--- Start of AVAILABLE RECORDS ---

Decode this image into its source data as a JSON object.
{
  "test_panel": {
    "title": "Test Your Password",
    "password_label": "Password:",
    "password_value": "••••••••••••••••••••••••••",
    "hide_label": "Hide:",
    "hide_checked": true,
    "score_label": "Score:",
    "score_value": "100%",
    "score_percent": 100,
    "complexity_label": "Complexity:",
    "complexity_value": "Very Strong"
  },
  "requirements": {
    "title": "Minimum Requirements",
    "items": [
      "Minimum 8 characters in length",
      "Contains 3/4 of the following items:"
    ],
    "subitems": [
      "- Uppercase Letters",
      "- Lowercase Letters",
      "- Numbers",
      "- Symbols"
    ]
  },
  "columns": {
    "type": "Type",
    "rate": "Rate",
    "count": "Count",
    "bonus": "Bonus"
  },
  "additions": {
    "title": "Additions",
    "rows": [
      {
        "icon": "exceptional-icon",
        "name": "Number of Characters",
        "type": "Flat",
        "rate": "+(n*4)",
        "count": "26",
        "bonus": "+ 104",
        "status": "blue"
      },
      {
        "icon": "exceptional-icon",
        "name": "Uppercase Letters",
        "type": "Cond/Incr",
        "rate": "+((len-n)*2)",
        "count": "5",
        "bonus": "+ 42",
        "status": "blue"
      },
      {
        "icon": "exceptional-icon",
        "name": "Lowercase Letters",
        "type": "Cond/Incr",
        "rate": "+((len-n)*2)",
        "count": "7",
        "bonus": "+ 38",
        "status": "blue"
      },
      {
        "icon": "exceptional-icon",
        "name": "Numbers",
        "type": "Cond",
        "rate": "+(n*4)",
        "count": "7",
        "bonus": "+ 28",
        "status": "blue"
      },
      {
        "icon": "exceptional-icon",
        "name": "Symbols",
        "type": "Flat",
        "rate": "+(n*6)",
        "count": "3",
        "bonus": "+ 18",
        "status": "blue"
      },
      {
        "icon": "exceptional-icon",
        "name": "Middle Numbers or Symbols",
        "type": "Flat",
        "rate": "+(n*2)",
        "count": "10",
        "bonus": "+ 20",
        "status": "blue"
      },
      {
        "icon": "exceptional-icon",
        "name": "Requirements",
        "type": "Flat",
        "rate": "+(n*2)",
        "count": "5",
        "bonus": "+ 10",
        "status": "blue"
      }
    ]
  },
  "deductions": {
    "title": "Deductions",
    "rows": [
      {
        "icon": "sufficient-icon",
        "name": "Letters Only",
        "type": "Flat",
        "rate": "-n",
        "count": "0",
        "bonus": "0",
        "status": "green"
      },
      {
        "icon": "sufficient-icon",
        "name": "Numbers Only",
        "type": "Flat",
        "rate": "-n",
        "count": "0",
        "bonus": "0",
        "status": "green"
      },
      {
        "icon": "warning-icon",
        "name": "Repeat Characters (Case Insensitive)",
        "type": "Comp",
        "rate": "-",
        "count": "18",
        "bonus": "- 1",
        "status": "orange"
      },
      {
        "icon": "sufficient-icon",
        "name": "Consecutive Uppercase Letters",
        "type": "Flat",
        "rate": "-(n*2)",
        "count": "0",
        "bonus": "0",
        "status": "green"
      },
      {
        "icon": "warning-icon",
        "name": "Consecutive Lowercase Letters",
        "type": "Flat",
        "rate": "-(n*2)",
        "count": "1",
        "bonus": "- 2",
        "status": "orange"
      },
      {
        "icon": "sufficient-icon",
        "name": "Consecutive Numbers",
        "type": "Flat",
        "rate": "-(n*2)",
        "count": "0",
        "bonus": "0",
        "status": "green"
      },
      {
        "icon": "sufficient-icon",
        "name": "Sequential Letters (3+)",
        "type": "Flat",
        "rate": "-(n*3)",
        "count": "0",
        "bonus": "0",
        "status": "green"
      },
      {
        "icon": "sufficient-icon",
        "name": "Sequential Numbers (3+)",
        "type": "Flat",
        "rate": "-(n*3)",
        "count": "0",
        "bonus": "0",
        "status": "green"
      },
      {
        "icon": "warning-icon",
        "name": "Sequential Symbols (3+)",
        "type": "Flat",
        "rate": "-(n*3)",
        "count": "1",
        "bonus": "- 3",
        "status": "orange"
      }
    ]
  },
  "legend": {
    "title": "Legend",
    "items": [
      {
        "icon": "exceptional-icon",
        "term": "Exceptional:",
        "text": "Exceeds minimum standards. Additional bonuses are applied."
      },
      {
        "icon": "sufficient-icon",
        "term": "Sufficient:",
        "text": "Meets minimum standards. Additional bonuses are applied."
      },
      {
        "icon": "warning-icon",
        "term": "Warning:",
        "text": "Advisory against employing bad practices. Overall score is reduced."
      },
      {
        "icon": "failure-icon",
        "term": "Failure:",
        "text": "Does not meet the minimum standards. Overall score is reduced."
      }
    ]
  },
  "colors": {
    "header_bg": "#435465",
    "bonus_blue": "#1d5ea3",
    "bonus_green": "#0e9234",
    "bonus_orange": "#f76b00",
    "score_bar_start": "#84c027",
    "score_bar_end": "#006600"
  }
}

--- End of AVAILABLE RECORDS ---

Output the records verbatim, from the first line to the last.

EXERCISE OUTPUT:
Decode this image into its source data as a JSON object.
{
  "test_panel": {
    "title": "Test Your Password",
    "password_label": "Password:",
    "password_value": "••••••••••••••••••••••••••",
    "hide_label": "Hide:",
    "hide_checked": true,
    "score_label": "Score:",
    "score_value": "100%",
    "score_percent": 100,
    "complexity_label": "Complexity:",
    "complexity_value": "Very Strong"
  },
  "requirements": {
    "title": "Minimum Requirements",
    "items": [
      "Minimum 8 characters in length",
      "Contains 3/4 of the following items:"
    ],
    "subitems": [
      "- Uppercase Letters",
      "- Lowercase Letters",
      "- Numbers",
      "- Symbols"
    ]
  },
  "columns": {
    "type": "Type",
    "rate": "Rate",
    "count": "Count",
    "bonus": "Bonus"
  },
  "additions": {
    "title": "Additions",
    "rows": [
      {
        "icon": "exceptional-icon",
        "name": "Number of Characters",
        "type": "Flat",
        "rate": "+(n*4)",
        "count": "26",
        "bonus": "+ 104",
        "status": "blue"
      },
      {
        "icon": "exceptional-icon",
        "name": "Uppercase Letters",
        "type": "Cond/Incr",
        "rate": "+((len-n)*2)",
        "count": "5",
        "bonus": "+ 42",
        "status": "blue"
      },
      {
        "icon": "exceptional-icon",
        "name": "Lowercase Letters",
        "type": "Cond/Incr",
        "rate": "+((len-n)*2)",
        "count": "7",
        "bonus": "+ 38",
        "status": "blue"
      },
      {
        "icon": "exceptional-icon",
        "name": "Numbers",
        "type": "Cond",
        "rate": "+(n*4)",
        "count": "7",
        "bonus": "+ 28",
        "status": "blue"
      },
      {
        "icon": "exceptional-icon",
        "name": "Symbols",
        "type": "Flat",
        "rate": "+(n*6)",
        "count": "3",
        "bonus": "+ 18",
        "status": "blue"
      },
      {
        "icon": "exceptional-icon",
        "name": "Middle Numbers or Symbols",
        "type": "Flat",
        "rate": "+(n*2)",
        "count": "10",
        "bonus": "+ 20",
        "status": "blue"
      },
      {
        "icon": "exceptional-icon",
        "name": "Requirements",
        "type": "Flat",
        "rate": "+(n*2)",
        "count": "5",
        "bonus": "+ 10",
        "status": "blue"
      }
    ]
  },
  "deductions": {
    "title": "Deductions",
    "rows": [
      {
        "icon": "sufficient-icon",
        "name": "Letters Only",
        "type": "Flat",
        "rate": "-n",
        "count": "0",
        "bonus": "0",
        "status": "green"
      },
      {
        "icon": "sufficient-icon",
        "name": "Numbers Only",
        "type": "Flat",
        "rate": "-n",
        "count": "0",
        "bonus": "0",
        "status": "green"
      },
      {
        "icon": "warning-icon",
        "name": "Repeat Characters (Case Insensitive)",
        "type": "Comp",
        "rate": "-",
        "count": "18",
        "bonus": "- 1",
        "status": "orange"
      },
      {
        "icon": "sufficient-icon",
        "name": "Consecutive Uppercase Letters",
        "type": "Flat",
        "rate": "-(n*2)",
        "count": "0",
        "bonus": "0",
        "status": "green"
      },
      {
        "icon": "warning-icon",
        "name": "Consecutive Lowercase Letters",
        "type": "Flat",
        "rate": "-(n*2)",
        "count": "1",
        "bonus": "- 2",
        "status": "orange"
      },
      {
        "icon": "sufficient-icon",
        "name": "Consecutive Numbers",
        "type": "Flat",
        "rate": "-(n*2)",
        "count": "0",
        "bonus": "0",
        "status": "green"
      },
      {
        "icon": "sufficient-icon",
        "name": "Sequential Letters (3+)",
        "type": "Flat",
        "rate": "-(n*3)",
        "count": "0",
        "bonus": "0",
        "status": "green"
      },
      {
        "icon": "sufficient-icon",
        "name": "Sequential Numbers (3+)",
        "type": "Flat",
        "rate": "-(n*3)",
        "count": "0",
        "bonus": "0",
        "status": "green"
      },
      {
        "icon": "warning-icon",
        "name": "Sequential Symbols (3+)",
        "type": "Flat",
        "rate": "-(n*3)",
        "count": "1",
        "bonus": "- 3",
        "status": "orange"
      }
    ]
  },
  "legend": {
    "title": "Legend",
    "items": [
      {
        "icon": "exceptional-icon",
        "term": "Exceptional:",
        "text": "Exceeds minimum standards. Additional bonuses are applied."
      },
      {
        "icon": "sufficient-icon",
        "term": "Sufficient:",
        "text": "Meets minimum standards. Additional bonuses are applied."
      },
      {
        "icon": "warning-icon",
        "term": "Warning:",
        "text": "Advisory against employing bad practices. Overall score is reduced."
      },
      {
        "icon": "failure-icon",
        "term": "Failure:",
        "text": "Does not meet the minimum standards. Overall score is reduced."
      }
    ]
  },
  "colors": {
    "header_bg": "#435465",
    "bonus_blue": "#1d5ea3",
    "bonus_green": "#0e9234",
    "bonus_orange": "#f76b00",
    "score_bar_start": "#84c027",
    "score_bar_end": "#006600"
  }
}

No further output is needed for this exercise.